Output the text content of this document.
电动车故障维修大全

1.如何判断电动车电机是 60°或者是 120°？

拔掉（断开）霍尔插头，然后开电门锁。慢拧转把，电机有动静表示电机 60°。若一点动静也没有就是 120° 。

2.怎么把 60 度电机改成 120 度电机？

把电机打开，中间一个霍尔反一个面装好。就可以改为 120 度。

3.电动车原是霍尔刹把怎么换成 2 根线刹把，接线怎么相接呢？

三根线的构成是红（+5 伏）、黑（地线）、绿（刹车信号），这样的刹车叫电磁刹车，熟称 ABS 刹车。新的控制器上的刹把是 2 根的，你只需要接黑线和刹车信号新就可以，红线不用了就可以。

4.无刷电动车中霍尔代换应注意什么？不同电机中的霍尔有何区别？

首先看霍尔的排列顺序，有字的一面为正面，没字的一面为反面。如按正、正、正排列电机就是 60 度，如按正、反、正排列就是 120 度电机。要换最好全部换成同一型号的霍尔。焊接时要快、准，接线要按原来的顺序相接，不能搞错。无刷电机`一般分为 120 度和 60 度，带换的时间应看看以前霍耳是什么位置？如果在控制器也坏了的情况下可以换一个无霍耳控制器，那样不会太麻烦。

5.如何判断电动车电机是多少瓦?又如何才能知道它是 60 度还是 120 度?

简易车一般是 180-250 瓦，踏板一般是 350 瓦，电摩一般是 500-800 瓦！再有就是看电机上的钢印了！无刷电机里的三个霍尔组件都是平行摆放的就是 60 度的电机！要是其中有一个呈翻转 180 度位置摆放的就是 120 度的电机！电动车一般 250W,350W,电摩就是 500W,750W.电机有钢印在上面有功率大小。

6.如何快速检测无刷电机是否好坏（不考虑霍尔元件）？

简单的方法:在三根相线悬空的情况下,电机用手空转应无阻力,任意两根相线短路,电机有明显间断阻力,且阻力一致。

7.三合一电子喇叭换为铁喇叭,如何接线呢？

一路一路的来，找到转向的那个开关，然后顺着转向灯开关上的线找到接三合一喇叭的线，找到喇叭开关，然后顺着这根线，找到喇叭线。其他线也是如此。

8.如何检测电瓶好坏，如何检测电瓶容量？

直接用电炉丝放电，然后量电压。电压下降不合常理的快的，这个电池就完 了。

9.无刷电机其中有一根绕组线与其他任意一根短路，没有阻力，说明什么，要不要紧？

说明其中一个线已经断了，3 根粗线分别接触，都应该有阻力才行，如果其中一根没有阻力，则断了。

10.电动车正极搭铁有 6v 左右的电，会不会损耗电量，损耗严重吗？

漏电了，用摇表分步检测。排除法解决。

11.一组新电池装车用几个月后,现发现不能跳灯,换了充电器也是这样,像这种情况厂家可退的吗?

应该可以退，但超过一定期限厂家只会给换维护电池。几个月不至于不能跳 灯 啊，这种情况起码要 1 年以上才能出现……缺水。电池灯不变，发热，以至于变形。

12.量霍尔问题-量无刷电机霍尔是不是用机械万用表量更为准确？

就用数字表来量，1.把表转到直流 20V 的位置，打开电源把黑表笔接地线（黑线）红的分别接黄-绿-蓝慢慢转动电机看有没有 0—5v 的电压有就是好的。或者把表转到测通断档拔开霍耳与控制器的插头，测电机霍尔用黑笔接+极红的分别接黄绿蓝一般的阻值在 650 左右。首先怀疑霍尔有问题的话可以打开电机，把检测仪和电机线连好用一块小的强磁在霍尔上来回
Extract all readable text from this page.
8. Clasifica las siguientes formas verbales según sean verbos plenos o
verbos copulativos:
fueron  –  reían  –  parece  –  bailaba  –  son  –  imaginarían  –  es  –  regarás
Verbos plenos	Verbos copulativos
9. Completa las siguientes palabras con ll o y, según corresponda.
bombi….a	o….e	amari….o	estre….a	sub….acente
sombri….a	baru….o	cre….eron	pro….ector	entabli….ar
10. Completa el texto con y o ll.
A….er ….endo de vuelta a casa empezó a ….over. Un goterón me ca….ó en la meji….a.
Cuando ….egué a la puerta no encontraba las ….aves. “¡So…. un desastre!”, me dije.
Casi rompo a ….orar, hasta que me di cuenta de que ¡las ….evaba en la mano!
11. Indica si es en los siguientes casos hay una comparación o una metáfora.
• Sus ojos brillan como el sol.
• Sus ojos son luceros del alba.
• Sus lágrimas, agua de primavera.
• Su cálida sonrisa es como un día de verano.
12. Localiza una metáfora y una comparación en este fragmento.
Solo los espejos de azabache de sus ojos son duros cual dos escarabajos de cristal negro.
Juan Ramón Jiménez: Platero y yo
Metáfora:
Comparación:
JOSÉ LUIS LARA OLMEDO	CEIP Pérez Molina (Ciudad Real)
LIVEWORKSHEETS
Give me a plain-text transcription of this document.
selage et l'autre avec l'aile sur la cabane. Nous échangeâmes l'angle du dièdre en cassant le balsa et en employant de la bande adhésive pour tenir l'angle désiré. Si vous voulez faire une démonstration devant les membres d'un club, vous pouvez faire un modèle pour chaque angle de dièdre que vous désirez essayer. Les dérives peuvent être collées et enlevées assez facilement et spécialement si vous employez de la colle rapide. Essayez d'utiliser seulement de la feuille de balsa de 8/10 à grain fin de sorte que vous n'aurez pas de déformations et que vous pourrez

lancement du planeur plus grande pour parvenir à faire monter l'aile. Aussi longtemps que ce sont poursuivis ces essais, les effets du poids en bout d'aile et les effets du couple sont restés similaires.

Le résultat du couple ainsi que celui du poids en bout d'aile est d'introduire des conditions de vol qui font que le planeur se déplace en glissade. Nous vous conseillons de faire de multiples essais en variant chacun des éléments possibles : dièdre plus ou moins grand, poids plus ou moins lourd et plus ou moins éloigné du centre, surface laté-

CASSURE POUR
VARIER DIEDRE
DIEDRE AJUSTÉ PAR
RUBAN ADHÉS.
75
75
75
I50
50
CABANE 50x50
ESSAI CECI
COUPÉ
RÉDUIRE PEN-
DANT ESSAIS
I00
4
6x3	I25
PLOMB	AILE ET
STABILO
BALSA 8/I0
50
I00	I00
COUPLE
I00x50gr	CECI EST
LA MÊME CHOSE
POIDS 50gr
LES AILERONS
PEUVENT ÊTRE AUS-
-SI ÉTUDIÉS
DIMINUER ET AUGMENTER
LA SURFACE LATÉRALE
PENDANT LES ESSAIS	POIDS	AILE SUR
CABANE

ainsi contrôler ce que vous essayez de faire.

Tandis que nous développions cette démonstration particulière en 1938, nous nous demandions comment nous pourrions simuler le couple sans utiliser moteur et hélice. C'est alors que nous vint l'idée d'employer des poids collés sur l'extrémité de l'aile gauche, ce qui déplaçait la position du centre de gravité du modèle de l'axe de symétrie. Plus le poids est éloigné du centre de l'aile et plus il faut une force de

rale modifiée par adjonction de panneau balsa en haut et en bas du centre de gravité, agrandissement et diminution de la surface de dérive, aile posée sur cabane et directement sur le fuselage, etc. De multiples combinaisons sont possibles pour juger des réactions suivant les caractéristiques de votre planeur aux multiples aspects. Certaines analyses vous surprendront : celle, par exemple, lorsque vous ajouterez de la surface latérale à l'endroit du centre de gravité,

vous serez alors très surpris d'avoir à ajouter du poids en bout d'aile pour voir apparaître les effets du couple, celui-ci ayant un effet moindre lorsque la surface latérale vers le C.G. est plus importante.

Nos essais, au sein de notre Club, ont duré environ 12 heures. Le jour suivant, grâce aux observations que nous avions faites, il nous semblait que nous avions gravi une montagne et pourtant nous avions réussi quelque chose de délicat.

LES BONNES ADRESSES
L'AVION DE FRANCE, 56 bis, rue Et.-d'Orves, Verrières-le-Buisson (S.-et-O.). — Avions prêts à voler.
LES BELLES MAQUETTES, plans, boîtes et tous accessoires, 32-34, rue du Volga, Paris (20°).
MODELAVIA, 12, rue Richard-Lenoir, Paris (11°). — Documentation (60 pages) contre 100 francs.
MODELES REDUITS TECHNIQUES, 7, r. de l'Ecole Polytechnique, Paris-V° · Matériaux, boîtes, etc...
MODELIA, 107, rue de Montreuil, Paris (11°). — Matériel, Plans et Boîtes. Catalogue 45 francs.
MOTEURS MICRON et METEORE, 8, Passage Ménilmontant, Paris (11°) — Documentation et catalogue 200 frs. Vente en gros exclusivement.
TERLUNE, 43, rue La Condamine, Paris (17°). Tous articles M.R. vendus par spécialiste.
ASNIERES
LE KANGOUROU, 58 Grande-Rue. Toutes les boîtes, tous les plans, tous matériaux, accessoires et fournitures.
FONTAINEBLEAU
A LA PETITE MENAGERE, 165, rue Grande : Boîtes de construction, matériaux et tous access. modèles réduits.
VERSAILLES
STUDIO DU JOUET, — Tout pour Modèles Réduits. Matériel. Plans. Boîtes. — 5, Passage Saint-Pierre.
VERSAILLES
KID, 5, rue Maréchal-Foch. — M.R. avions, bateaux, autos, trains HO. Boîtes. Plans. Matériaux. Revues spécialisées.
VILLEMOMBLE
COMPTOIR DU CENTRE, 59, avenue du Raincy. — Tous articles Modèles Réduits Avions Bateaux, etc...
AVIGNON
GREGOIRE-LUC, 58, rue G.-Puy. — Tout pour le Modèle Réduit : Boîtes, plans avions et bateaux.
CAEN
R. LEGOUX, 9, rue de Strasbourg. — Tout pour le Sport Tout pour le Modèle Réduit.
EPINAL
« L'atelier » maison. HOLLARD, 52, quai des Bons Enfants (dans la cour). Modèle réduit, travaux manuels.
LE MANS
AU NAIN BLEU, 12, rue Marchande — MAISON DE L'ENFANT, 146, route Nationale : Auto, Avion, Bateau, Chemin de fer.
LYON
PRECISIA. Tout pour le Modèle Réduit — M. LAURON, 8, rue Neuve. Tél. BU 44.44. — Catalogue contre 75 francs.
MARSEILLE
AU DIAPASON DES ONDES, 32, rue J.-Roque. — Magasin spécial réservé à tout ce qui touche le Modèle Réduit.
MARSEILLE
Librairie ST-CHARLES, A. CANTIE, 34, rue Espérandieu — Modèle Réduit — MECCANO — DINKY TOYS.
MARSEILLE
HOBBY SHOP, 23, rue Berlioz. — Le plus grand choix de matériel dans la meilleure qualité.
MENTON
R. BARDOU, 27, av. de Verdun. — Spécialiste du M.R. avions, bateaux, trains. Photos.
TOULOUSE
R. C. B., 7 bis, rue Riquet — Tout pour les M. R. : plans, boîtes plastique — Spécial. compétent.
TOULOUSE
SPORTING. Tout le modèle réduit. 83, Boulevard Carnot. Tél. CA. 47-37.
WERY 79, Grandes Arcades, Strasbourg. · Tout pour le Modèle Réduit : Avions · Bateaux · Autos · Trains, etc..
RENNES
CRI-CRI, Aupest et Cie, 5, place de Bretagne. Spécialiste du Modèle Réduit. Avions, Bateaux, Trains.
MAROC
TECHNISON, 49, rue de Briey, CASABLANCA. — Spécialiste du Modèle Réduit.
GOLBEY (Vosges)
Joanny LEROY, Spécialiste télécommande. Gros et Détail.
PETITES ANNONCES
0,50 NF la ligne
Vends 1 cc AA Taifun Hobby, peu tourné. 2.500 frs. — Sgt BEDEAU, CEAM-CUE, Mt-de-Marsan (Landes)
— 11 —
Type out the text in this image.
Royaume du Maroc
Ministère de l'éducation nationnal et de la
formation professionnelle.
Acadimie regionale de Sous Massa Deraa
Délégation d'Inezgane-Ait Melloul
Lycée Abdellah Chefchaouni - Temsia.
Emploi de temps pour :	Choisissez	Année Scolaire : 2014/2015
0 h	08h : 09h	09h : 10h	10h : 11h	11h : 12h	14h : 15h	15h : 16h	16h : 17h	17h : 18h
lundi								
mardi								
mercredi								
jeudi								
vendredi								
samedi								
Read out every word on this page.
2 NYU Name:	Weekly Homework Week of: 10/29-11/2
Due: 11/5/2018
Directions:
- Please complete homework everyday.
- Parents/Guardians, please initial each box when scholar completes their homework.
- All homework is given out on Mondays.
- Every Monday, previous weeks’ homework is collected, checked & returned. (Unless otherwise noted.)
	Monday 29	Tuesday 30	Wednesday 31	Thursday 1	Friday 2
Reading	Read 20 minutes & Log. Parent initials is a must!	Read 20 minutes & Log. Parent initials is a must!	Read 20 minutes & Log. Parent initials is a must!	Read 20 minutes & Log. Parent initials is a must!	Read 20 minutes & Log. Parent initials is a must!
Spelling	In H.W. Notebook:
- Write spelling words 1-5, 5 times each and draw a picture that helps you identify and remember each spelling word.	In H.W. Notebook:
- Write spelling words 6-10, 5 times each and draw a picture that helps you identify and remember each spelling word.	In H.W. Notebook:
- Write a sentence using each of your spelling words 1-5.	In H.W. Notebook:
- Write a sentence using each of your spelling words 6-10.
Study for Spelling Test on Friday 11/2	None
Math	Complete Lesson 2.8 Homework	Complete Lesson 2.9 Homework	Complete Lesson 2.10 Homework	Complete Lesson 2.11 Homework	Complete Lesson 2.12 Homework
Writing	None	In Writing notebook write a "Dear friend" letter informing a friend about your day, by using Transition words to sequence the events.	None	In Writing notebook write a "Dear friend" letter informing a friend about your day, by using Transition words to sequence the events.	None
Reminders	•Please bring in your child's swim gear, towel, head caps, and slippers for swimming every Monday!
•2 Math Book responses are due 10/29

==============================

__SET EXERCISE__:
Pull out all lines from the listing that contain the string "contre".

__RESULT FOR THIS TASK__:
MODELAVIA, 12, rue Richard-Lenoir, Paris (11°). — Documentation (60 pages) contre 100 francs.
PRECISIA. Tout pour le Modèle Réduit — M. LAURON, 8, rue Neuve. Tél. BU 44.44. — Catalogue contre 75 francs.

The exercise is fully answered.